(Annotated region listings)
* BEGIN *
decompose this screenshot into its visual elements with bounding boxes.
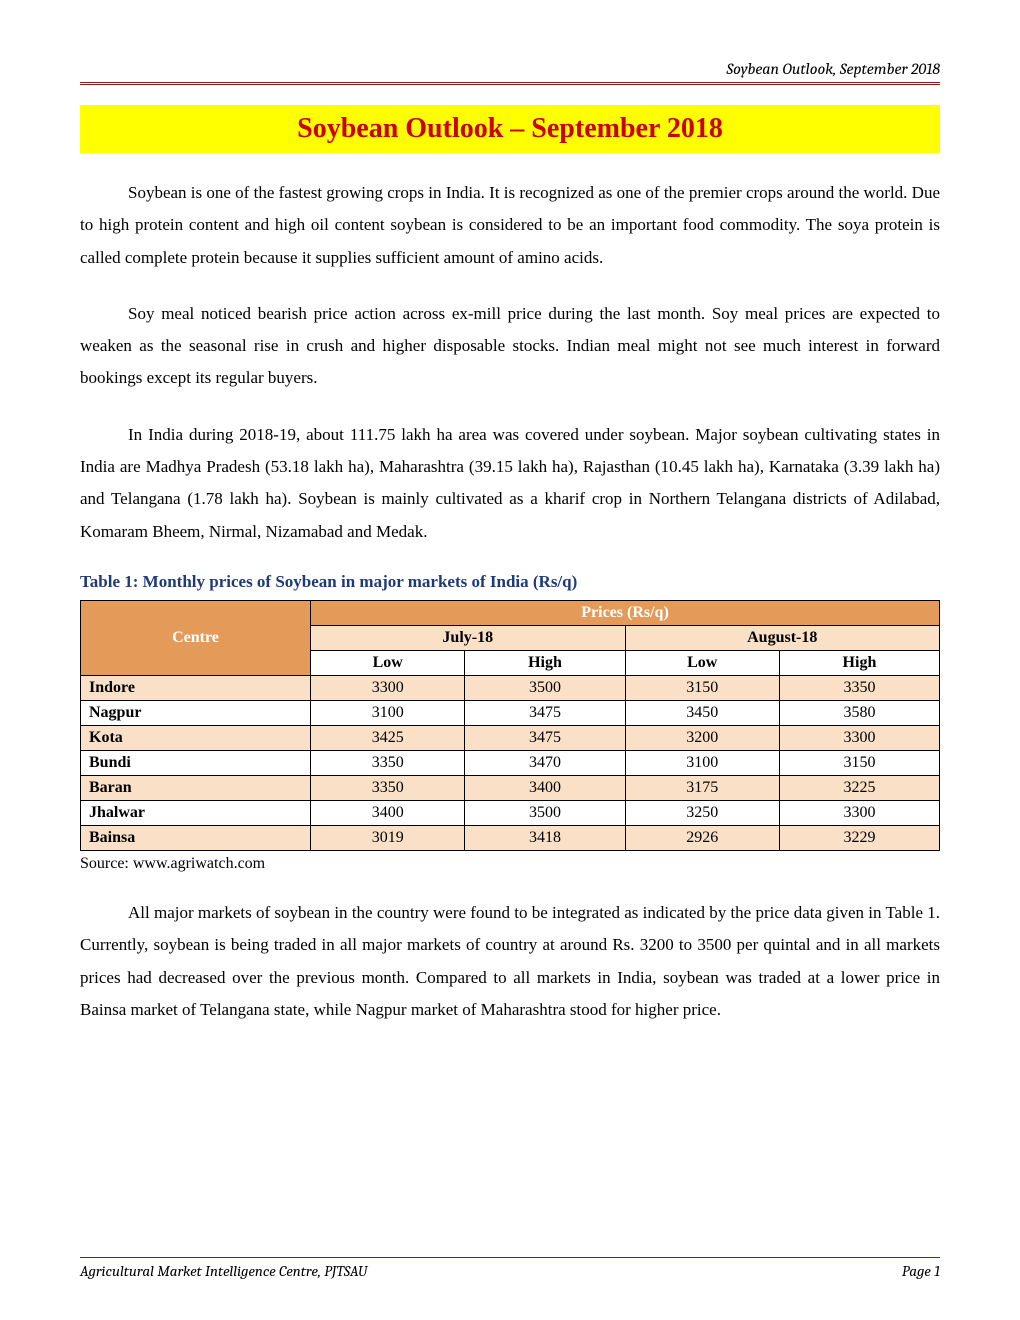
col-header-prices: Prices (Rs/q) bbox=[311, 600, 940, 625]
subcol-high-2: High bbox=[779, 650, 939, 675]
cell-value: 3470 bbox=[465, 750, 625, 775]
table-caption: Table 1: Monthly prices of Soybean in ma… bbox=[80, 572, 940, 592]
cell-centre: Baran bbox=[81, 775, 311, 800]
page-title: Soybean Outlook – September 2018 bbox=[80, 105, 940, 153]
table-row: Kota3425347532003300 bbox=[81, 725, 940, 750]
header-rule bbox=[80, 82, 940, 85]
cell-value: 3250 bbox=[625, 800, 779, 825]
cell-value: 3350 bbox=[311, 750, 465, 775]
page: Soybean Outlook, September 2018 Soybean … bbox=[0, 0, 1020, 1320]
cell-centre: Nagpur bbox=[81, 700, 311, 725]
cell-value: 3400 bbox=[465, 775, 625, 800]
cell-value: 3100 bbox=[311, 700, 465, 725]
cell-centre: Indore bbox=[81, 675, 311, 700]
table-row: Bainsa3019341829263229 bbox=[81, 825, 940, 850]
cell-value: 3400 bbox=[311, 800, 465, 825]
cell-value: 3100 bbox=[625, 750, 779, 775]
cell-value: 3350 bbox=[779, 675, 939, 700]
cell-value: 3225 bbox=[779, 775, 939, 800]
subcol-low-1: Low bbox=[311, 650, 465, 675]
cell-value: 3500 bbox=[465, 675, 625, 700]
cell-value: 3300 bbox=[311, 675, 465, 700]
table-body: Indore3300350031503350Nagpur310034753450… bbox=[81, 675, 940, 850]
cell-value: 3300 bbox=[779, 800, 939, 825]
footer-row: Agricultural Market Intelligence Centre,… bbox=[80, 1262, 940, 1280]
cell-value: 3150 bbox=[779, 750, 939, 775]
table-row: Jhalwar3400350032503300 bbox=[81, 800, 940, 825]
cell-value: 3300 bbox=[779, 725, 939, 750]
col-header-period-1: July-18 bbox=[311, 625, 625, 650]
cell-centre: Bainsa bbox=[81, 825, 311, 850]
table-row: Baran3350340031753225 bbox=[81, 775, 940, 800]
subcol-low-2: Low bbox=[625, 650, 779, 675]
cell-value: 3450 bbox=[625, 700, 779, 725]
paragraph-1: Soybean is one of the fastest growing cr… bbox=[80, 177, 940, 274]
price-table: Centre Prices (Rs/q) July-18 August-18 L… bbox=[80, 600, 940, 851]
cell-value: 3418 bbox=[465, 825, 625, 850]
cell-value: 2926 bbox=[625, 825, 779, 850]
cell-value: 3019 bbox=[311, 825, 465, 850]
table-row: Indore3300350031503350 bbox=[81, 675, 940, 700]
table-head: Centre Prices (Rs/q) July-18 August-18 L… bbox=[81, 600, 940, 675]
page-footer: Agricultural Market Intelligence Centre,… bbox=[80, 1257, 940, 1280]
table-row: Nagpur3100347534503580 bbox=[81, 700, 940, 725]
cell-value: 3425 bbox=[311, 725, 465, 750]
paragraph-2: Soy meal noticed bearish price action ac… bbox=[80, 298, 940, 395]
table-source: Source: www.agriwatch.com bbox=[80, 855, 940, 873]
footer-right: Page 1 bbox=[902, 1262, 940, 1280]
table-row: Bundi3350347031003150 bbox=[81, 750, 940, 775]
paragraph-4: All major markets of soybean in the coun… bbox=[80, 897, 940, 1026]
cell-centre: Bundi bbox=[81, 750, 311, 775]
cell-value: 3475 bbox=[465, 700, 625, 725]
cell-value: 3475 bbox=[465, 725, 625, 750]
cell-value: 3580 bbox=[779, 700, 939, 725]
running-head: Soybean Outlook, September 2018 bbox=[80, 60, 940, 78]
cell-value: 3150 bbox=[625, 675, 779, 700]
table-header-row-1: Centre Prices (Rs/q) bbox=[81, 600, 940, 625]
col-header-period-2: August-18 bbox=[625, 625, 940, 650]
cell-centre: Jhalwar bbox=[81, 800, 311, 825]
cell-value: 3500 bbox=[465, 800, 625, 825]
footer-rule bbox=[80, 1257, 940, 1258]
cell-value: 3175 bbox=[625, 775, 779, 800]
cell-value: 3229 bbox=[779, 825, 939, 850]
paragraph-3: In India during 2018-19, about 111.75 la… bbox=[80, 419, 940, 548]
subcol-high-1: High bbox=[465, 650, 625, 675]
col-header-centre: Centre bbox=[81, 600, 311, 675]
cell-value: 3200 bbox=[625, 725, 779, 750]
footer-left: Agricultural Market Intelligence Centre,… bbox=[80, 1262, 367, 1280]
cell-centre: Kota bbox=[81, 725, 311, 750]
cell-value: 3350 bbox=[311, 775, 465, 800]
* END *
Retype every line of the rows above word for word, leaving out the pictures.

decompose this screenshot into its visual elements with bounding boxes.
col-header-prices: Prices (Rs/q) bbox=[311, 600, 940, 625]
subcol-high-2: High bbox=[779, 650, 939, 675]
cell-value: 3470 bbox=[465, 750, 625, 775]
table-caption: Table 1: Monthly prices of Soybean in ma… bbox=[80, 572, 940, 592]
cell-centre: Baran bbox=[81, 775, 311, 800]
page-title: Soybean Outlook – September 2018 bbox=[80, 105, 940, 153]
table-row: Kota3425347532003300 bbox=[81, 725, 940, 750]
header-rule bbox=[80, 82, 940, 85]
cell-value: 3250 bbox=[625, 800, 779, 825]
cell-value: 3350 bbox=[311, 750, 465, 775]
page: Soybean Outlook, September 2018 Soybean … bbox=[0, 0, 1020, 1320]
cell-centre: Nagpur bbox=[81, 700, 311, 725]
cell-value: 3400 bbox=[465, 775, 625, 800]
cell-value: 3100 bbox=[311, 700, 465, 725]
cell-centre: Indore bbox=[81, 675, 311, 700]
table-row: Bainsa3019341829263229 bbox=[81, 825, 940, 850]
cell-value: 3400 bbox=[311, 800, 465, 825]
cell-value: 3100 bbox=[625, 750, 779, 775]
cell-value: 3350 bbox=[779, 675, 939, 700]
cell-value: 3225 bbox=[779, 775, 939, 800]
subcol-low-1: Low bbox=[311, 650, 465, 675]
cell-value: 3500 bbox=[465, 675, 625, 700]
cell-value: 3300 bbox=[311, 675, 465, 700]
table-body: Indore3300350031503350Nagpur310034753450… bbox=[81, 675, 940, 850]
cell-value: 3300 bbox=[779, 800, 939, 825]
footer-row: Agricultural Market Intelligence Centre,… bbox=[80, 1262, 940, 1280]
cell-value: 3150 bbox=[779, 750, 939, 775]
table-row: Jhalwar3400350032503300 bbox=[81, 800, 940, 825]
cell-value: 3300 bbox=[779, 725, 939, 750]
col-header-period-1: July-18 bbox=[311, 625, 625, 650]
cell-centre: Bainsa bbox=[81, 825, 311, 850]
table-row: Baran3350340031753225 bbox=[81, 775, 940, 800]
subcol-low-2: Low bbox=[625, 650, 779, 675]
cell-value: 3450 bbox=[625, 700, 779, 725]
paragraph-1: Soybean is one of the fastest growing cr… bbox=[80, 177, 940, 274]
price-table: Centre Prices (Rs/q) July-18 August-18 L… bbox=[80, 600, 940, 851]
cell-value: 3418 bbox=[465, 825, 625, 850]
cell-value: 2926 bbox=[625, 825, 779, 850]
cell-value: 3019 bbox=[311, 825, 465, 850]
table-row: Indore3300350031503350 bbox=[81, 675, 940, 700]
table-head: Centre Prices (Rs/q) July-18 August-18 L… bbox=[81, 600, 940, 675]
page-footer: Agricultural Market Intelligence Centre,… bbox=[80, 1257, 940, 1280]
table-row: Nagpur3100347534503580 bbox=[81, 700, 940, 725]
cell-value: 3425 bbox=[311, 725, 465, 750]
paragraph-2: Soy meal noticed bearish price action ac… bbox=[80, 298, 940, 395]
table-source: Source: www.agriwatch.com bbox=[80, 855, 940, 873]
footer-right: Page 1 bbox=[902, 1262, 940, 1280]
table-row: Bundi3350347031003150 bbox=[81, 750, 940, 775]
paragraph-4: All major markets of soybean in the coun… bbox=[80, 897, 940, 1026]
cell-centre: Bundi bbox=[81, 750, 311, 775]
cell-value: 3475 bbox=[465, 700, 625, 725]
cell-value: 3475 bbox=[465, 725, 625, 750]
cell-value: 3580 bbox=[779, 700, 939, 725]
running-head: Soybean Outlook, September 2018 bbox=[80, 60, 940, 78]
cell-value: 3150 bbox=[625, 675, 779, 700]
table-header-row-1: Centre Prices (Rs/q) bbox=[81, 600, 940, 625]
col-header-period-2: August-18 bbox=[625, 625, 940, 650]
cell-centre: Jhalwar bbox=[81, 800, 311, 825]
cell-value: 3500 bbox=[465, 800, 625, 825]
footer-rule bbox=[80, 1257, 940, 1258]
cell-value: 3175 bbox=[625, 775, 779, 800]
cell-value: 3229 bbox=[779, 825, 939, 850]
paragraph-3: In India during 2018-19, about 111.75 la… bbox=[80, 419, 940, 548]
subcol-high-1: High bbox=[465, 650, 625, 675]
col-header-centre: Centre bbox=[81, 600, 311, 675]
cell-value: 3200 bbox=[625, 725, 779, 750]
footer-left: Agricultural Market Intelligence Centre,… bbox=[80, 1262, 367, 1280]
cell-centre: Kota bbox=[81, 725, 311, 750]
cell-value: 3350 bbox=[311, 775, 465, 800]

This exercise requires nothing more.